As an exercise in exact copying, transcribe the lines below from the one holding "Extract all readable text from this page." through the last, with both ends included and pictures left out.

Exercise materials
::::::

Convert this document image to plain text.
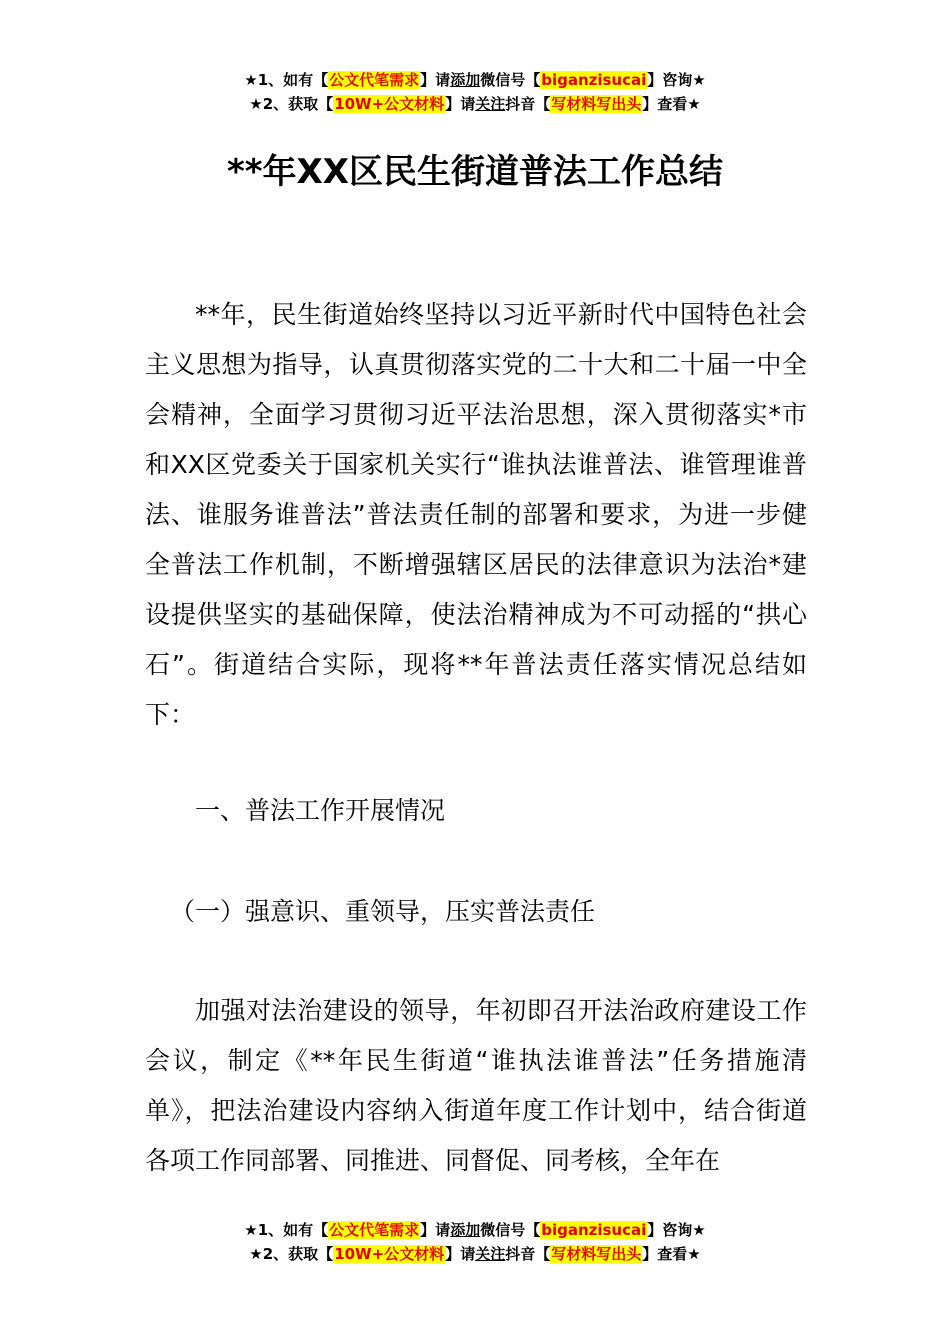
★1、如有【公文代笔需求】请添加微信号【biganzisucai】咨询★
★2、获取【10W+公文材料】请关注抖音【写材料写出头】查看★
**年XX区民生街道普法工作总结

**年，民生街道始终坚持以习近平新时代中国特色社会主义思想为指导，认真贯彻落实党的二十大和二十届一中全会精神，全面学习贯彻习近平法治思想，深入贯彻落实*市和XX区党委关于国家机关实行“谁执法谁普法、谁管理谁普法、谁服务谁普法”普法责任制的部署和要求，为进一步健全普法工作机制，不断增强辖区居民的法律意识为法治*建设提供坚实的基础保障，使法治精神成为不可动摇的“拱心石”。街道结合实际，现将**年普法责任落实情况总结如下：

一、普法工作开展情况
（一）强意识、重领导，压实普法责任

加强对法治建设的领导，年初即召开法治政府建设工作会议，制定《**年民生街道“谁执法谁普法”任务措施清单》，把法治建设内容纳入街道年度工作计划中，结合街道各项工作同部署、同推进、同督促、同考核，全年在

★1、如有【公文代笔需求】请添加微信号【biganzisucai】咨询★
★2、获取【10W+公文材料】请关注抖音【写材料写出头】查看★
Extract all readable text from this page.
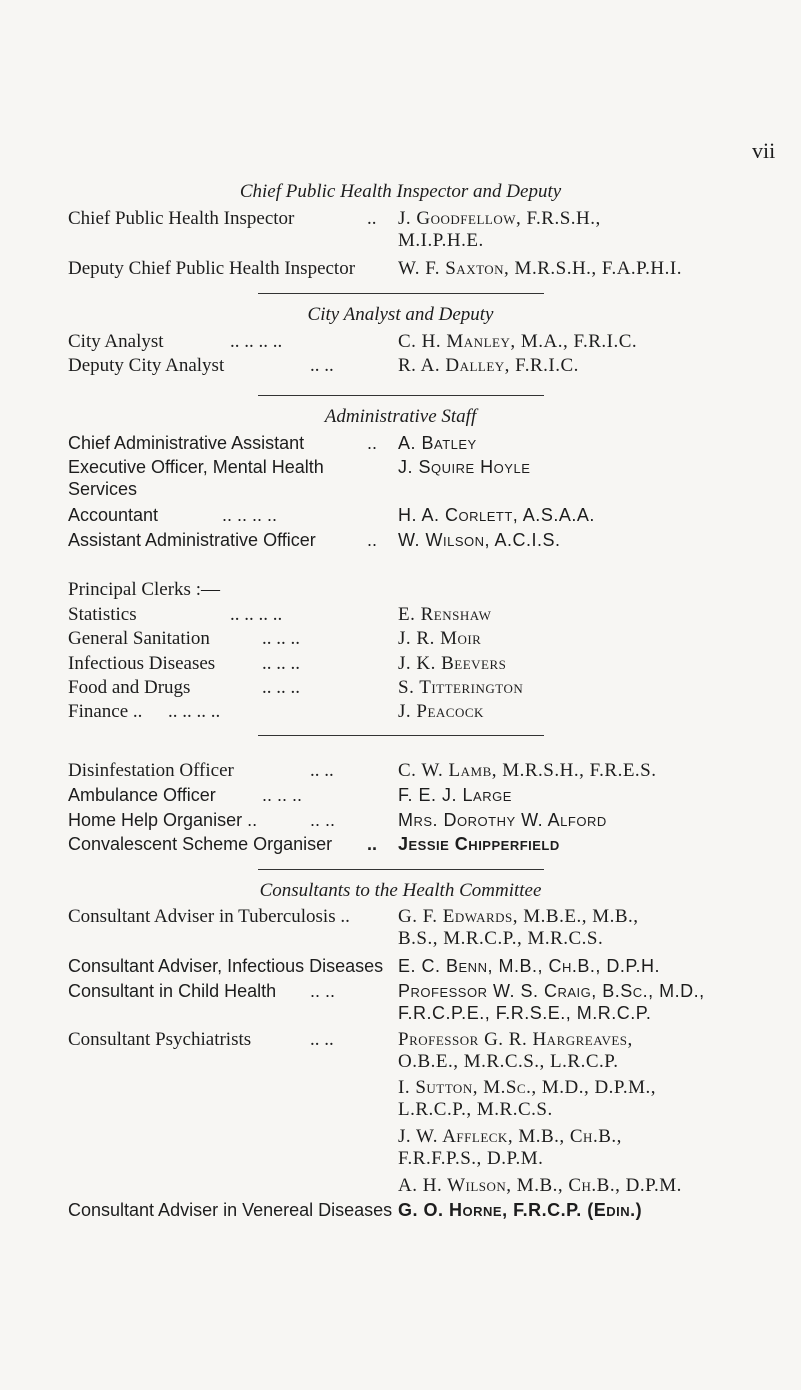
vii
Chief Public Health Inspector and Deputy
Chief Public Health Inspector	.. J. Goodfellow, F.R.S.H.,
M.I.P.H.E.
Deputy Chief Public Health Inspector W. F. Saxton, M.R.S.H., F.A.P.H.I.
City Analyst and Deputy
City Analyst	.. .. .. ..	C. H. Manley, M.A., F.R.I.C.
Deputy City Analyst	.. ..	R. A. Dalley, F.R.I.C.
Administrative Staff
Chief Administrative Assistant	.. A. Batley
Executive Officer, Mental Health Services
J. Squire Hoyle
Accountant	.. .. .. ..	H. A. Corlett, A.S.A.A.
Assistant Administrative Officer	.. W. Wilson, A.C.I.S.
Principal Clerks :—
Statistics	.. .. .. ..	E. Renshaw
General Sanitation	.. .. ..	J. R. Moir
Infectious Diseases .. .. ..	J. K. Beevers
Food and Drugs	.. .. ..	S. Titterington
Finance .. .. .. .. ..	J. Peacock
Disinfestation Officer	.. ..	C. W. Lamb, M.R.S.H., F.R.E.S.
Ambulance Officer	.. .. ..	F. E. J. Large
Home Help Organiser ..	.. ..	Mrs. Dorothy W. Alford
Convalescent Scheme Organiser .. Jessie Chipperfield
Consultants to the Health Committee
Consultant Adviser in Tuberculosis ..	G. F. Edwards, M.B.E., M.B.,
B.S., M.R.C.P., M.R.C.S.
Consultant Adviser, Infectious Diseases E. C. Benn, M.B., Ch.B., D.P.H.
Consultant in Child Health .. ..	Professor W. S. Craig, B.Sc., M.D.,
F.R.C.P.E., F.R.S.E., M.R.C.P.
Consultant Psychiatrists	.. ..	Professor G. R. Hargreaves,
O.B.E., M.R.C.S., L.R.C.P.
I. Sutton, M.Sc., M.D., D.P.M.,
L.R.C.P., M.R.C.S.
J. W. Affleck, M.B., Ch.B.,
F.R.F.P.S., D.P.M.
A. H. Wilson, M.B., Ch.B., D.P.M.
Consultant Adviser in Venereal Diseases G. O. Horne, F.R.C.P. (Edin.)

::::::

Exercise result
Extract all readable text from this page.
vii
Chief Public Health Inspector and Deputy
Chief Public Health Inspector	.. J. Goodfellow, F.R.S.H.,
M.I.P.H.E.
Deputy Chief Public Health Inspector W. F. Saxton, M.R.S.H., F.A.P.H.I.
City Analyst and Deputy
City Analyst	.. .. .. ..	C. H. Manley, M.A., F.R.I.C.
Deputy City Analyst	.. ..	R. A. Dalley, F.R.I.C.
Administrative Staff
Chief Administrative Assistant	.. A. Batley
Executive Officer, Mental Health Services
J. Squire Hoyle
Accountant	.. .. .. ..	H. A. Corlett, A.S.A.A.
Assistant Administrative Officer	.. W. Wilson, A.C.I.S.
Principal Clerks :—
Statistics	.. .. .. ..	E. Renshaw
General Sanitation	.. .. ..	J. R. Moir
Infectious Diseases .. .. ..	J. K. Beevers
Food and Drugs	.. .. ..	S. Titterington
Finance .. .. .. .. ..	J. Peacock
Disinfestation Officer	.. ..	C. W. Lamb, M.R.S.H., F.R.E.S.
Ambulance Officer	.. .. ..	F. E. J. Large
Home Help Organiser ..	.. ..	Mrs. Dorothy W. Alford
Convalescent Scheme Organiser .. Jessie Chipperfield
Consultants to the Health Committee
Consultant Adviser in Tuberculosis ..	G. F. Edwards, M.B.E., M.B.,
B.S., M.R.C.P., M.R.C.S.
Consultant Adviser, Infectious Diseases E. C. Benn, M.B., Ch.B., D.P.H.
Consultant in Child Health .. ..	Professor W. S. Craig, B.Sc., M.D.,
F.R.C.P.E., F.R.S.E., M.R.C.P.
Consultant Psychiatrists	.. ..	Professor G. R. Hargreaves,
O.B.E., M.R.C.S., L.R.C.P.
I. Sutton, M.Sc., M.D., D.P.M.,
L.R.C.P., M.R.C.S.
J. W. Affleck, M.B., Ch.B.,
F.R.F.P.S., D.P.M.
A. H. Wilson, M.B., Ch.B., D.P.M.
Consultant Adviser in Venereal Diseases G. O. Horne, F.R.C.P. (Edin.)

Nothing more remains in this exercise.